Copy out, unchanged, the lines of the listing from the one containing "entry-dufour-jean-marie-leon [36,1243,764,1298]" through the one containing "work-title: De l'usage", including both of those lines.

[Collection entries]
________________________

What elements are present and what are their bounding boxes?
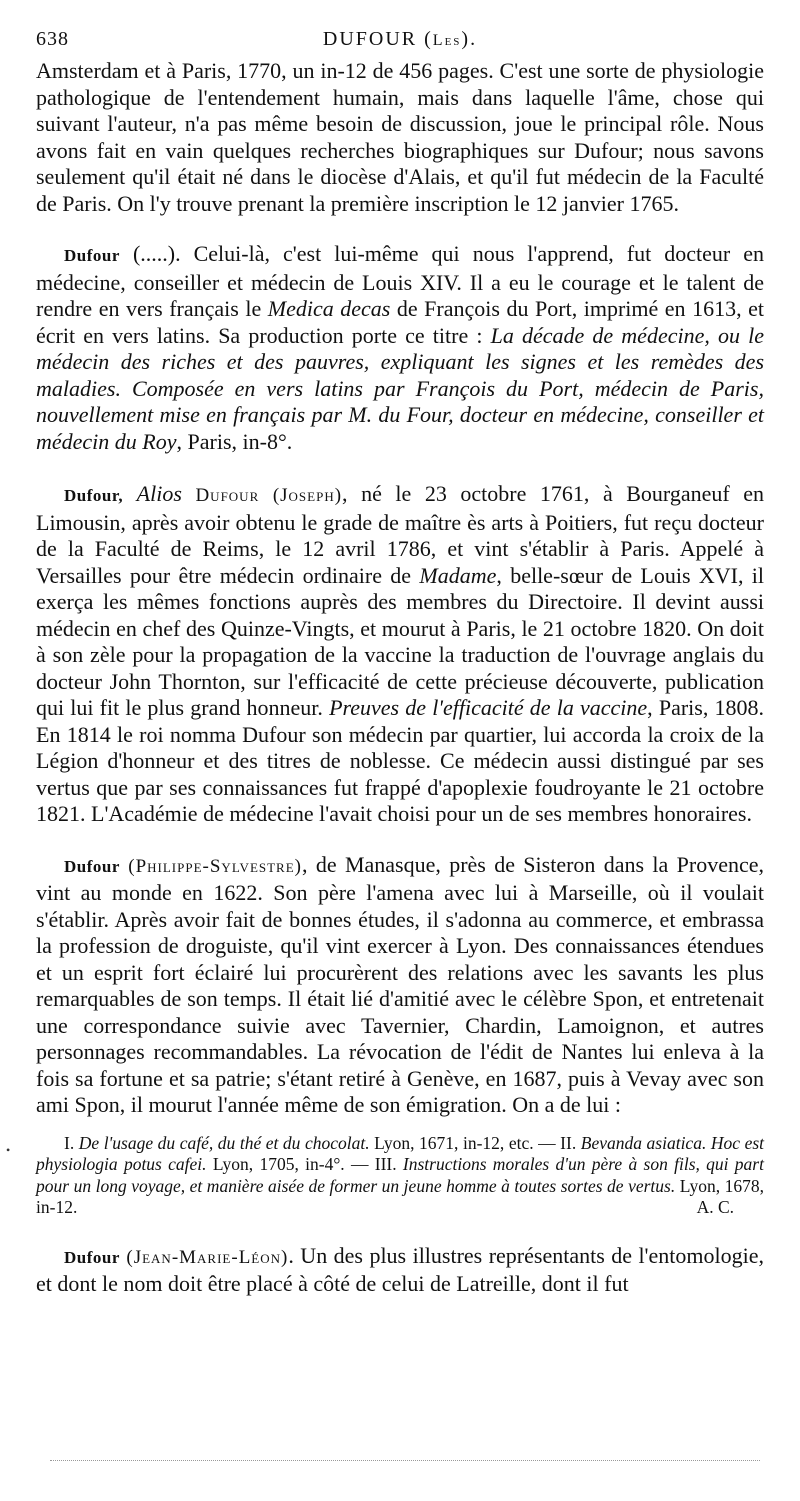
entry-dufour-jean-marie-leon [36,1243,764,1298]
works-numeral: I. [64,1132,79,1153]
entry-name: Dufour, [64,486,124,505]
work-title: De l'usage du café, du thé et du chocolat. [78,1132,370,1153]
entry-title-italic: Preuves de l'efficacité de la vaccine [329,695,648,720]
entry-text: , Paris, 1808. En 1814 le roi nomma Dufour son médecin par quartier, lui accorda la croix de la Légion d'honneur et des titres de noblesse. Ce médecin aussi distingué par ses vertus que par ses connaissances fut frappé d'apoplexie foudroyante le 21 octobre 1821. L'Académie de médecine l'avait choisi pour un de ses membres honoraires. [36,695,764,826]
work-title: Bevanda asiatica. Hoc est physiologia potus cafei. [36,1132,765,1174]
entry-text: , né le 23 octobre 1761, à Bourganeuf en Limousin, après avoir obtenu le grade de maître ès arts à Poitiers, fut reçu docteur de la Faculté de Reims, le 12 avril 1786, et vint s'établir à Paris. Appelé à Versailles pour être médecin ordinaire de [36,481,765,588]
entry-alias-italic: Alios [136,481,182,506]
entry-title-italic: Medica decas [267,296,391,321]
author-signature: A. C. [696,1197,734,1217]
works-list [36,1133,764,1219]
running-head-end: ). [461,28,478,50]
work-details: Lyon, 1678, in-12. [36,1175,764,1217]
entry-text: . Un des plus illustres représentants de l'entomologie, et dont le nom doit être placé à côté de celui de Latreille, dont il fut [36,1242,764,1296]
running-head-small-caps: Les [432,32,462,49]
entry-name: Dufour [64,246,120,265]
entry-continuation: Amsterdam et à Paris, 1770, un in-12 de 456 pages. C'est une sorte de physiologie pathologique de l'entendement humain, mais dans laquelle l'âme, chose qui suivant l'auteur, n'a pas même besoin de discussion, joue le principal rôle. Nous avons fait en vain quelques recherches biographiques sur Dufour; nous savons seulement qu'il était né dans le diocèse d'Alais, et qu'il fut médecin de la Faculté de Paris. On l'y trouve prenant la première inscription le 12 janvier 1765. [36,58,764,216]
work-title: Instructions morales d'un père à son fils, qui part pour un long voyage, et manière aisée de former un jeune homme à toutes sortes de vertus. [36,1154,764,1196]
entry-dufour-philippe-sylvestre [36,852,764,1119]
entry-alias-small-caps: Dufour [195,485,260,506]
work-details: Lyon, 1671, in-12, etc. — II. [369,1132,581,1153]
bottom-rule [50,1460,760,1461]
entry-given-name: (Jean-Marie-Léon) [126,1246,289,1268]
entry-text: (.....). Celui-là, c'est lui-même qui nous l'apprend, fut docteur en médecine, conseiller et médecin de Louis XIV. Il a eu le courage et le talent de rendre en vers français le [36,241,764,321]
page-body [36,58,764,1298]
entry-text: , de Manasque, près de Sisteron dans la Provence, vint au monde en 1622. Son père l'amena avec lui à Marseille, où il voulait s'établir. Après avoir fait de bonnes études, il s'adonna au commerce, et embrassa la profession de droguiste, qu'il vint exercer à Lyon. Des connaissances étendues et un esprit fort éclairé lui procurèrent des relations avec les savants les plus remarquables de son temps. Il était lié d'amitié avec le célèbre Spon, et entretenait une correspondance suivie avec Tavernier, Chardin, Lamoignon, et autres personnages recommandables. La révocation de l'édit de Nantes lui enleva à la fois sa fortune et sa patrie; s'étant retiré à Genève, en 1687, puis à Vevay avec son ami Spon, il mourut l'année même de son émigration. On a de lui : [36,851,764,1117]
entry-title-italic: Madame [419,562,497,588]
page-number: 638 [36,28,69,50]
entry-given-name: (Joseph) [272,485,343,506]
entry-given-name: (Philippe-Sylvestre) [128,855,303,877]
entry-name: Dufour [64,1247,120,1267]
entry-dufour-joseph [36,481,764,828]
print-speck: • [6,1143,11,1157]
work-details: Lyon, 1705, in-4°. — III. [206,1154,403,1174]
works-list-text [36,1133,764,1219]
entry-name: Dufour [64,856,120,876]
running-head [36,28,764,51]
entry-text: , Paris, in-8°. [176,428,293,454]
entry-dufour-anonymous [36,241,764,455]
entry-title-italic: La décade de médecine, ou le médecin des riches et des pauvres, expliquant les signes et les remèdes des maladies. Composée en vers latins par François du Port, médecin de Paris, nouvellement mise en français par M. du Four, docteur en médecine, conseiller et médecin du Roy [36,322,764,454]
page-header [36,28,764,58]
entry-text: de François du Port, imprimé en 1613, et écrit en vers latins. Sa production porte ce titre : [36,296,764,348]
entry-text: , belle-sœur de Louis XVI, il exerça les mêmes fonctions auprès des membres du Directoire. Il devint aussi médecin en chef des Quinze-Vingts, et mourut à Paris, le 21 octobre 1820. On doit à son zèle pour la propagation de la vaccine la traduction de l'ouvrage anglais du docteur John Thornton, sur l'efficacité de cette précieuse découverte, publication qui lui fit le plus grand honneur. [36,562,764,720]
running-head-main: DUFOUR ( [322,28,433,50]
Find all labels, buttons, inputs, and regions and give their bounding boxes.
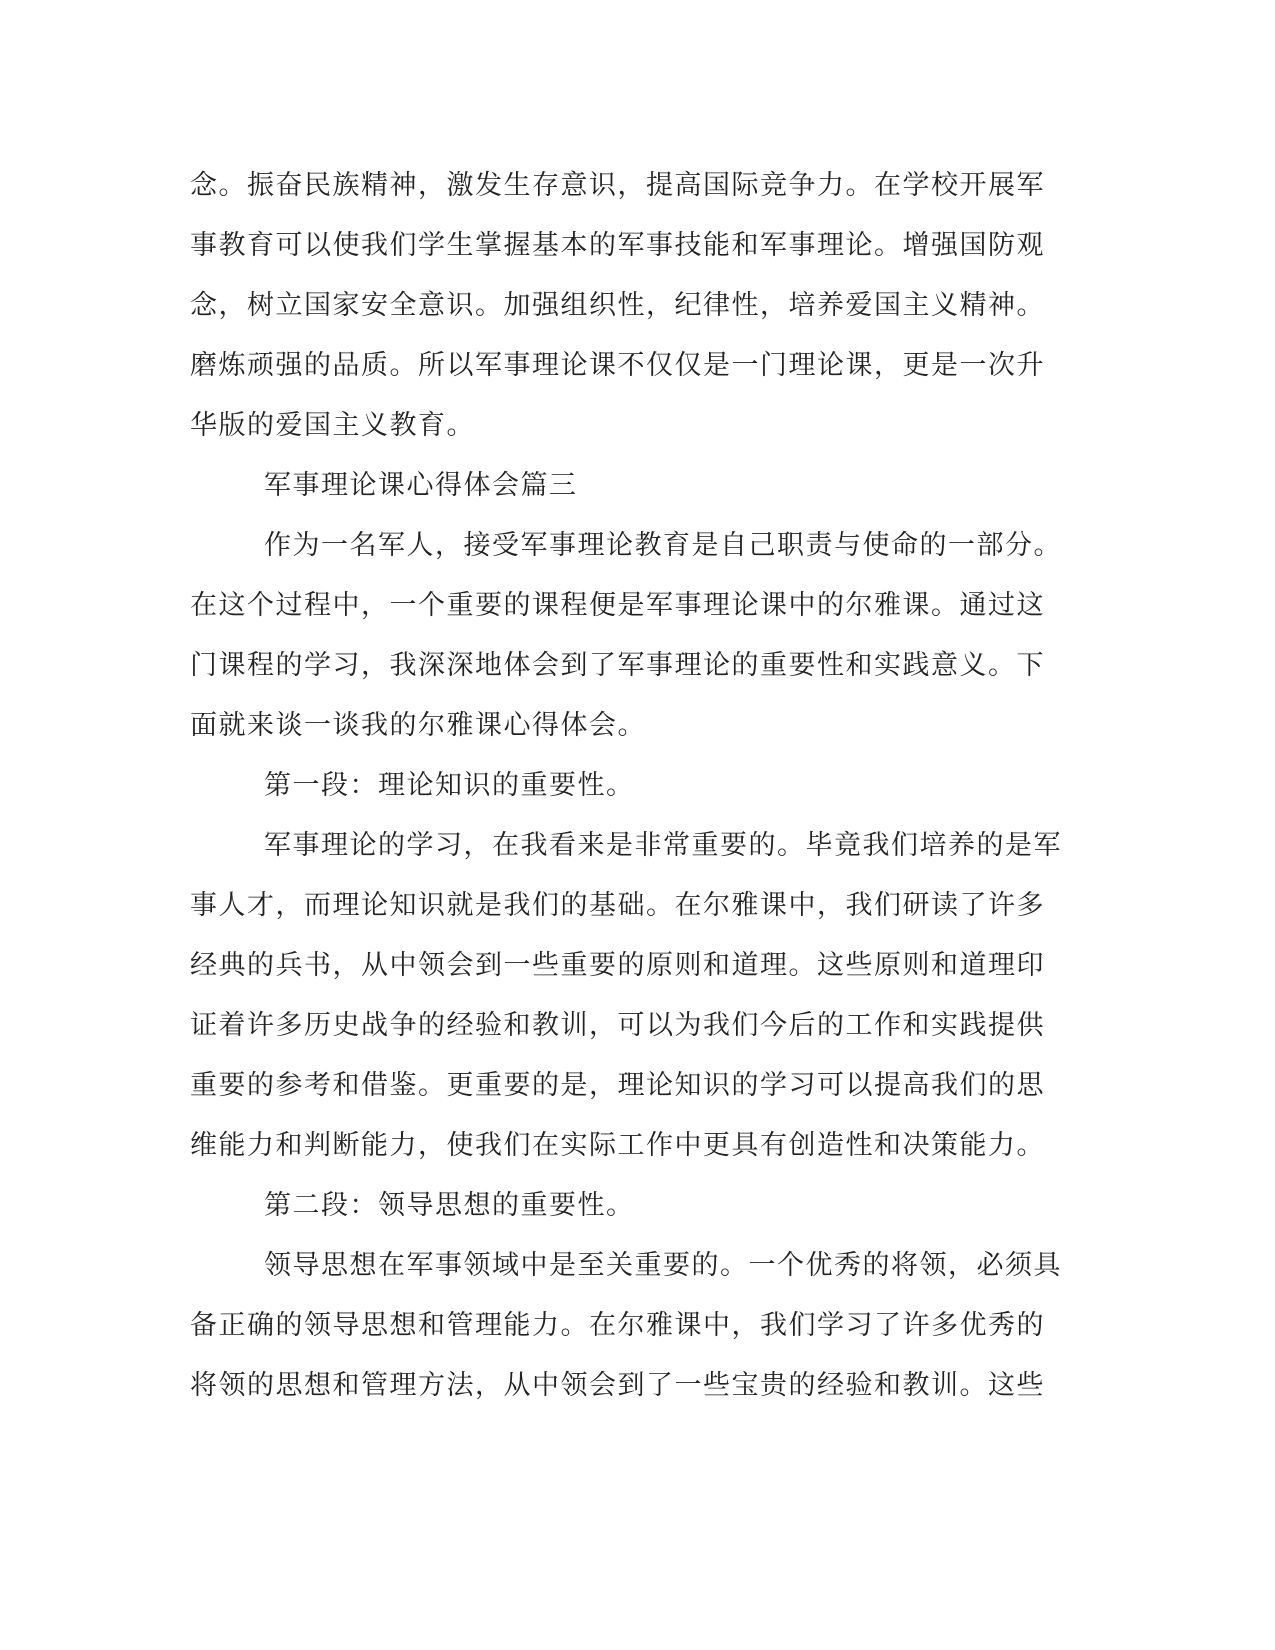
text-line: 事人才，而理论知识就是我们的基础。在尔雅课中，我们研读了许多 — [190, 890, 1045, 921]
text-line: 经典的兵书，从中领会到一些重要的原则和道理。这些原则和道理印 — [190, 950, 1045, 981]
text-line: 念，树立国家安全意识。加强组织性，纪律性，培养爱国主义精神。 — [190, 290, 1045, 321]
paragraph-first-line: 领导思想在军事领域中是至关重要的。一个优秀的将领，必须具 — [264, 1250, 1062, 1281]
paragraph-first-line: 军事理论的学习，在我看来是非常重要的。毕竟我们培养的是军 — [264, 830, 1062, 861]
text-line: 念。振奋民族精神，激发生存意识，提高国际竞争力。在学校开展军 — [190, 170, 1045, 201]
text-line: 华版的爱国主义教育。 — [190, 410, 475, 441]
document-body — [190, 156, 1085, 1416]
text-line: 备正确的领导思想和管理能力。在尔雅课中，我们学习了许多优秀的 — [190, 1310, 1045, 1341]
subsection-heading: 第一段：理论知识的重要性。 — [264, 770, 635, 801]
text-line: 在这个过程中，一个重要的课程便是军事理论课中的尔雅课。通过这 — [190, 590, 1045, 621]
text-line: 证着许多历史战争的经验和教训，可以为我们今后的工作和实践提供 — [190, 1010, 1045, 1041]
subsection-heading: 第二段：领导思想的重要性。 — [264, 1190, 635, 1221]
text-line: 重要的参考和借鉴。更重要的是，理论知识的学习可以提高我们的思 — [190, 1070, 1045, 1101]
text-line: 门课程的学习，我深深地体会到了军事理论的重要性和实践意义。下 — [190, 650, 1045, 681]
section-heading: 军事理论课心得体会篇三 — [264, 470, 578, 501]
text-line: 事教育可以使我们学生掌握基本的军事技能和军事理论。增强国防观 — [190, 230, 1045, 261]
text-line: 磨炼顽强的品质。所以军事理论课不仅仅是一门理论课，更是一次升 — [190, 350, 1045, 381]
text-line: 维能力和判断能力，使我们在实际工作中更具有创造性和决策能力。 — [190, 1130, 1045, 1161]
text-line: 面就来谈一谈我的尔雅课心得体会。 — [190, 710, 646, 741]
paragraph-first-line: 作为一名军人，接受军事理论教育是自己职责与使命的一部分。 — [264, 530, 1062, 561]
text-line: 将领的思想和管理方法，从中领会到了一些宝贵的经验和教训。这些 — [190, 1370, 1045, 1401]
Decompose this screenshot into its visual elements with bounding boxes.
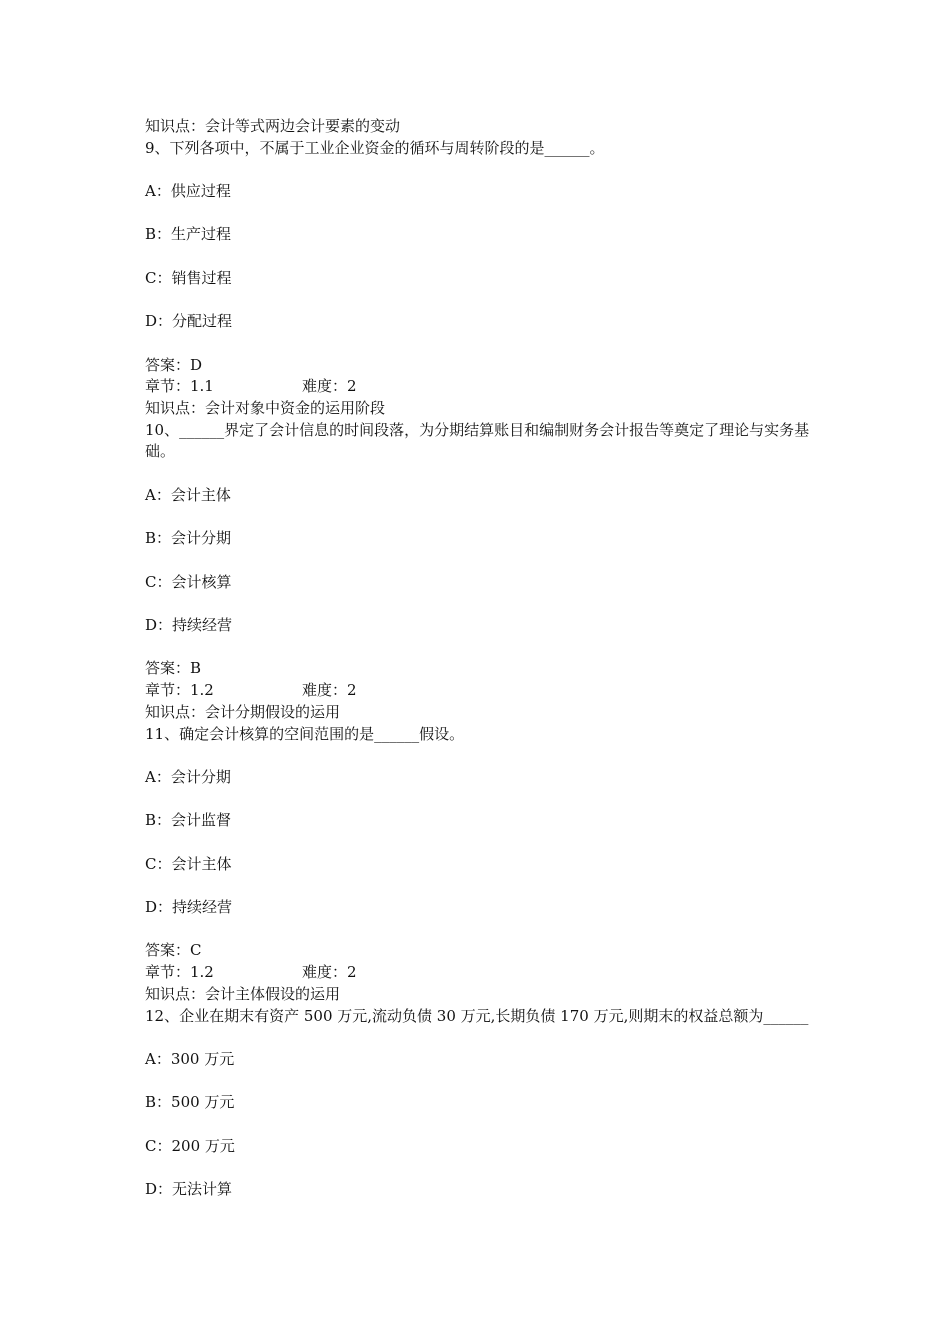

________________________

EXERCISE OUTPUT:
entry-dufour-jean-marie-leon [36,1243,764,1298]
works-numeral: I. [64,1132,79,1153]
entry-name: Dufour, [64,486,124,505]
work-title: De l'usage du café, du thé et du chocolat. [78,1132,370,1153]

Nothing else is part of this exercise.